[REQUIREMENT]: The line that contains "Parse this chart: output" and every line after it, down to the last one, must be restated word for word, with no pictures.

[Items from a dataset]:
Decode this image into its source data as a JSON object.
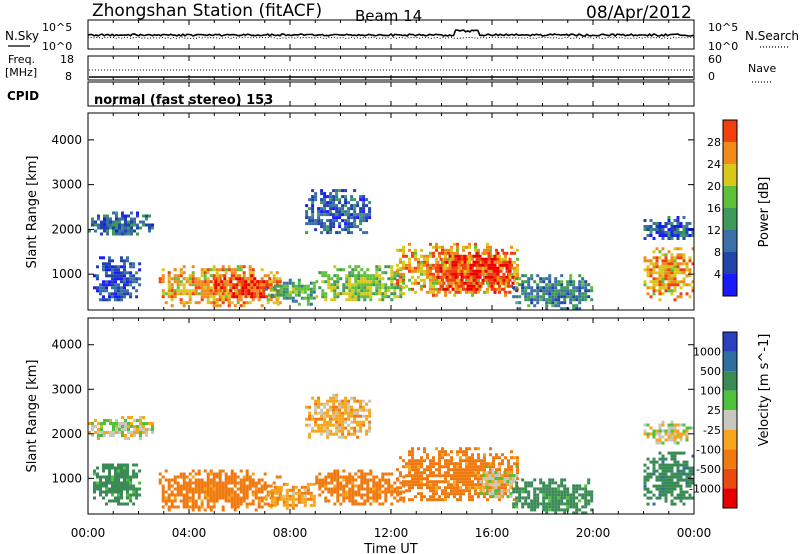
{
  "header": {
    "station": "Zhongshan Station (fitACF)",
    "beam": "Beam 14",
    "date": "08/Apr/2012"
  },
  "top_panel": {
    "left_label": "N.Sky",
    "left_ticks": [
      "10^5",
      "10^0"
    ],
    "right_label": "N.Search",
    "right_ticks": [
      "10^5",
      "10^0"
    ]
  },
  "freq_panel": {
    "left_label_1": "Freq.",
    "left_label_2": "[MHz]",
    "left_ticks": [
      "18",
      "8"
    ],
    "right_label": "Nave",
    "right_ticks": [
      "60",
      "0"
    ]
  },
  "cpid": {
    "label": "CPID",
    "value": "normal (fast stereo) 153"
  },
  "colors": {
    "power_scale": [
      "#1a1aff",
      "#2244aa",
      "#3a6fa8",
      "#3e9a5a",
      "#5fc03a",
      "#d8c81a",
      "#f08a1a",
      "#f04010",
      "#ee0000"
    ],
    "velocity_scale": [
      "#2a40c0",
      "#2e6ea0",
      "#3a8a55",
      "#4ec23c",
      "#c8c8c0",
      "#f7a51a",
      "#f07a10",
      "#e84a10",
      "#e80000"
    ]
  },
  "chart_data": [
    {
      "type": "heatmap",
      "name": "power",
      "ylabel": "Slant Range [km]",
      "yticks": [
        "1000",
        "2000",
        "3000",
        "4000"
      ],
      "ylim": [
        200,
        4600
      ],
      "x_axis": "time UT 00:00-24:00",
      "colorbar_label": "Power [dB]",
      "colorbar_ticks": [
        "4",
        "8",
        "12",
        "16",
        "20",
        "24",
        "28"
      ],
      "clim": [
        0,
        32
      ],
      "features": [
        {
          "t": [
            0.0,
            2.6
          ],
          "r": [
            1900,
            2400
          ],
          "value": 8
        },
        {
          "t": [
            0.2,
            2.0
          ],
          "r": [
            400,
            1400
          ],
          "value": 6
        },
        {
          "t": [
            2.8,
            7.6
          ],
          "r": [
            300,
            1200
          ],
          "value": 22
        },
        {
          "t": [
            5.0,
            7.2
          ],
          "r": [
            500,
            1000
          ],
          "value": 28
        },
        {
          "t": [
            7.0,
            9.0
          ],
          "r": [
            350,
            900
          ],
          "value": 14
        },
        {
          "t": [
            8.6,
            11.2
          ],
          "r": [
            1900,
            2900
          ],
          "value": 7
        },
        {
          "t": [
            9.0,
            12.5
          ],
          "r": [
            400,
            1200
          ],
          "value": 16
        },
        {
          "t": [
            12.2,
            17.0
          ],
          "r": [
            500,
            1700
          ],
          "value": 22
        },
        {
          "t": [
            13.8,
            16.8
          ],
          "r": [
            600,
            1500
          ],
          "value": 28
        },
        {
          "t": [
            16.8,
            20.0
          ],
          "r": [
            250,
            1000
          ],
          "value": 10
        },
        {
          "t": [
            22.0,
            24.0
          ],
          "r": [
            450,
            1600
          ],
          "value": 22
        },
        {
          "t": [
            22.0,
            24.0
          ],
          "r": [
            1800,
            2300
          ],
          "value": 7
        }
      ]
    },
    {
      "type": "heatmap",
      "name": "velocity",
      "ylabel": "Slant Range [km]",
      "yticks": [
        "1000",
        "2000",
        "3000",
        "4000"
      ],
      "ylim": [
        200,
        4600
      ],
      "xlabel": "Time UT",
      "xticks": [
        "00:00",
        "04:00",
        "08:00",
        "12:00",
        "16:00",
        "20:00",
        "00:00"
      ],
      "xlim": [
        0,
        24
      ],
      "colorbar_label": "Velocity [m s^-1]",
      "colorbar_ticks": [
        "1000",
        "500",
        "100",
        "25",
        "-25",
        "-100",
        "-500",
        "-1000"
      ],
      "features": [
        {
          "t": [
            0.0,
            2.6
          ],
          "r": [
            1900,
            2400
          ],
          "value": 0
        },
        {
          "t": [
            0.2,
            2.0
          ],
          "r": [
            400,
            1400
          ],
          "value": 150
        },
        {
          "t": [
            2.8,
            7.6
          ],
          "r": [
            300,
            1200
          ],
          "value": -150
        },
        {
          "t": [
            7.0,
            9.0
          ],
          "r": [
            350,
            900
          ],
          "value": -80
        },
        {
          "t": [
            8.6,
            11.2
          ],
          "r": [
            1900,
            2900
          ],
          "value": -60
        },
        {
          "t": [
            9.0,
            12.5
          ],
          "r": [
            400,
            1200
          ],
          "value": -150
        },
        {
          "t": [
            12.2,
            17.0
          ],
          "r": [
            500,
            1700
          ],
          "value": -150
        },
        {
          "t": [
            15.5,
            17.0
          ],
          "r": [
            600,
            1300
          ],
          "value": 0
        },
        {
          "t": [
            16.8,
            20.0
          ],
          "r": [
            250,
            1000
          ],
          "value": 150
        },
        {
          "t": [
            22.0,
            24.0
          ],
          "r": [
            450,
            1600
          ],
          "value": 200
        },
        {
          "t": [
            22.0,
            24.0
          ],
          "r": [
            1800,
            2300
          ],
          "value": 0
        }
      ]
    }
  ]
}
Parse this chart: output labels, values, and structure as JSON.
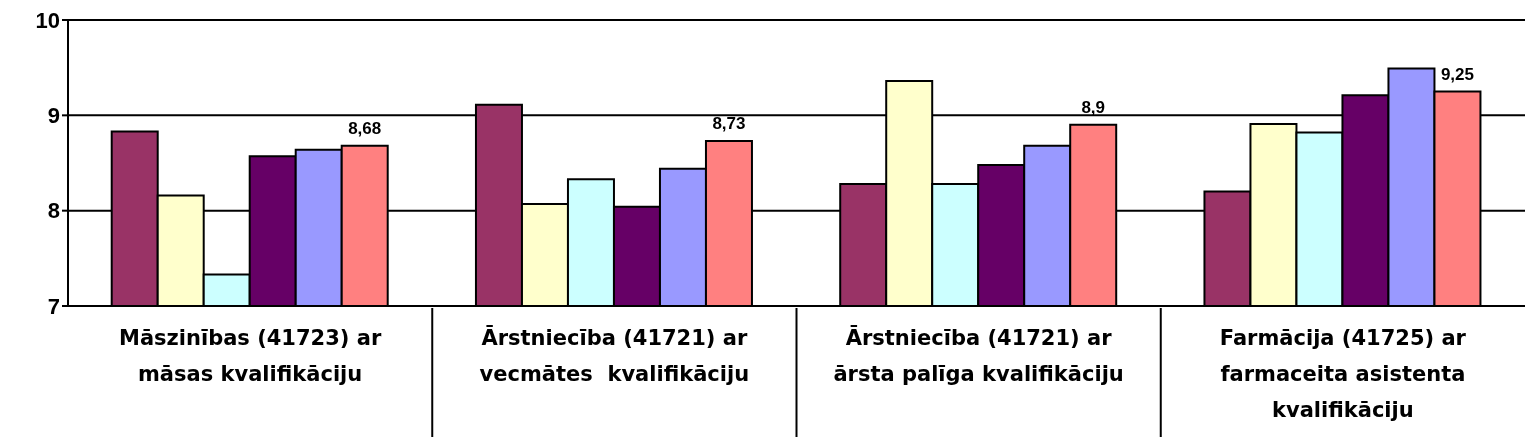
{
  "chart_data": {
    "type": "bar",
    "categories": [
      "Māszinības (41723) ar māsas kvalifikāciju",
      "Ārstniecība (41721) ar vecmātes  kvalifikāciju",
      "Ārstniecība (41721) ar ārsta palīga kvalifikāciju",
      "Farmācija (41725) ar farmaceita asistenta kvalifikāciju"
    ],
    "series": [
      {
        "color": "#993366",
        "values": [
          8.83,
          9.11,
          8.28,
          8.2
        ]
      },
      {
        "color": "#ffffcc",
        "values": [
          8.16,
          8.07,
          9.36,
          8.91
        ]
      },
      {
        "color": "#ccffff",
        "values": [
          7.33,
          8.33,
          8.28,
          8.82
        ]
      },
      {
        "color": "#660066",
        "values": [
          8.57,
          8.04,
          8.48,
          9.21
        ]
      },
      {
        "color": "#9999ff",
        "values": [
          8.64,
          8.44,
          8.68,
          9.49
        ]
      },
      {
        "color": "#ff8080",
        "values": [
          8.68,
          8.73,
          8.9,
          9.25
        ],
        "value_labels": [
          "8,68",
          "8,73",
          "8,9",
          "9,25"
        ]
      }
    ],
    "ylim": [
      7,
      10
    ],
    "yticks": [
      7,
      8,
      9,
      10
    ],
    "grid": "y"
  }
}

[COMPLETE ANSWER]:
Parse this chart: output labels, values, and structure as JSON.
{
  "chart_data": {
    "type": "bar",
    "categories": [
      "Māszinības (41723) ar māsas kvalifikāciju",
      "Ārstniecība (41721) ar vecmātes  kvalifikāciju",
      "Ārstniecība (41721) ar ārsta palīga kvalifikāciju",
      "Farmācija (41725) ar farmaceita asistenta kvalifikāciju"
    ],
    "series": [
      {
        "color": "#993366",
        "values": [
          8.83,
          9.11,
          8.28,
          8.2
        ]
      },
      {
        "color": "#ffffcc",
        "values": [
          8.16,
          8.07,
          9.36,
          8.91
        ]
      },
      {
        "color": "#ccffff",
        "values": [
          7.33,
          8.33,
          8.28,
          8.82
        ]
      },
      {
        "color": "#660066",
        "values": [
          8.57,
          8.04,
          8.48,
          9.21
        ]
      },
      {
        "color": "#9999ff",
        "values": [
          8.64,
          8.44,
          8.68,
          9.49
        ]
      },
      {
        "color": "#ff8080",
        "values": [
          8.68,
          8.73,
          8.9,
          9.25
        ],
        "value_labels": [
          "8,68",
          "8,73",
          "8,9",
          "9,25"
        ]
      }
    ],
    "ylim": [
      7,
      10
    ],
    "yticks": [
      7,
      8,
      9,
      10
    ],
    "grid": "y"
  }
}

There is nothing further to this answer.